Transcribe the records below exactly.

= = = = =

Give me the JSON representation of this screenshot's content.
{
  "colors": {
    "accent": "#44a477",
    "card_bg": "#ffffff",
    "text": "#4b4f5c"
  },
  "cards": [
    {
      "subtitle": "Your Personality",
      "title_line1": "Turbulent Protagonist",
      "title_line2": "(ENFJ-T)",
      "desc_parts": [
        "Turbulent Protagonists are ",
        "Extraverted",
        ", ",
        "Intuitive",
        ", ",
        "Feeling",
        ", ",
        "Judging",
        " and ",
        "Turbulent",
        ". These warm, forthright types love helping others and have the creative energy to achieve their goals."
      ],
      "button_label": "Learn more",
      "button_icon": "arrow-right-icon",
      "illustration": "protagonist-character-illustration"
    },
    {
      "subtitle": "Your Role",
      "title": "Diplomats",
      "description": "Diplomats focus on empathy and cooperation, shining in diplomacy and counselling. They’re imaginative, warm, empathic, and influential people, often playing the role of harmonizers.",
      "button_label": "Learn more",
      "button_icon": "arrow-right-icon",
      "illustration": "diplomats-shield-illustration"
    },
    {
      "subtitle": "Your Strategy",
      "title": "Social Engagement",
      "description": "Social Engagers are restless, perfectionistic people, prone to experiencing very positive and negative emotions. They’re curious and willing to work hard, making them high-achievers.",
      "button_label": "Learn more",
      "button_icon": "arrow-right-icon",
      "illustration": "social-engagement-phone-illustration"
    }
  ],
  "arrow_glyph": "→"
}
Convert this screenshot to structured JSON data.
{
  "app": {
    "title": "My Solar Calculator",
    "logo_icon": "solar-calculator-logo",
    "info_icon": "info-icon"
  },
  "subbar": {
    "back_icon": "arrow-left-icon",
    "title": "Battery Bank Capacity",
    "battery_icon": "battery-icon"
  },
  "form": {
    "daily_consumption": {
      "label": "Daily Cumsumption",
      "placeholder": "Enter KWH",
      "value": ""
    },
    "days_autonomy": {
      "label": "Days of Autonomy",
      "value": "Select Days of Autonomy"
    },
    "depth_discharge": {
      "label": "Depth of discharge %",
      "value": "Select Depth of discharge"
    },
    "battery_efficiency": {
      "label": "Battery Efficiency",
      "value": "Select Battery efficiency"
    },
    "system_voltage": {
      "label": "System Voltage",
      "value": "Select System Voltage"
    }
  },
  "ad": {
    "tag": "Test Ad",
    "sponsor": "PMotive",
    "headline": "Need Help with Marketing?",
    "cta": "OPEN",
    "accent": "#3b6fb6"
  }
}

= = = = =

SOLUTION BELOW:
Give me the JSON representation of this screenshot's content.
{
  "colors": {
    "accent": "#44a477",
    "card_bg": "#ffffff",
    "text": "#4b4f5c"
  },
  "cards": [
    {
      "subtitle": "Your Personality",
      "title_line1": "Turbulent Protagonist",
      "title_line2": "(ENFJ-T)",
      "desc_parts": [
        "Turbulent Protagonists are ",
        "Extraverted",
        ", ",
        "Intuitive",
        ", ",
        "Feeling",
        ", ",
        "Judging",
        " and ",
        "Turbulent",
        ". These warm, forthright types love helping others and have the creative energy to achieve their goals."
      ],
      "button_label": "Learn more",
      "button_icon": "arrow-right-icon",
      "illustration": "protagonist-character-illustration"
    },
    {
      "subtitle": "Your Role",
      "title": "Diplomats",
      "description": "Diplomats focus on empathy and cooperation, shining in diplomacy and counselling. They’re imaginative, warm, empathic, and influential people, often playing the role of harmonizers.",
      "button_label": "Learn more",
      "button_icon": "arrow-right-icon",
      "illustration": "diplomats-shield-illustration"
    },
    {
      "subtitle": "Your Strategy",
      "title": "Social Engagement",
      "description": "Social Engagers are restless, perfectionistic people, prone to experiencing very positive and negative emotions. They’re curious and willing to work hard, making them high-achievers.",
      "button_label": "Learn more",
      "button_icon": "arrow-right-icon",
      "illustration": "social-engagement-phone-illustration"
    }
  ],
  "arrow_glyph": "→"
}
Convert this screenshot to structured JSON data.
{
  "app": {
    "title": "My Solar Calculator",
    "logo_icon": "solar-calculator-logo",
    "info_icon": "info-icon"
  },
  "subbar": {
    "back_icon": "arrow-left-icon",
    "title": "Battery Bank Capacity",
    "battery_icon": "battery-icon"
  },
  "form": {
    "daily_consumption": {
      "label": "Daily Cumsumption",
      "placeholder": "Enter KWH",
      "value": ""
    },
    "days_autonomy": {
      "label": "Days of Autonomy",
      "value": "Select Days of Autonomy"
    },
    "depth_discharge": {
      "label": "Depth of discharge %",
      "value": "Select Depth of discharge"
    },
    "battery_efficiency": {
      "label": "Battery Efficiency",
      "value": "Select Battery efficiency"
    },
    "system_voltage": {
      "label": "System Voltage",
      "value": "Select System Voltage"
    }
  },
  "ad": {
    "tag": "Test Ad",
    "sponsor": "PMotive",
    "headline": "Need Help with Marketing?",
    "cta": "OPEN",
    "accent": "#3b6fb6"
  }
}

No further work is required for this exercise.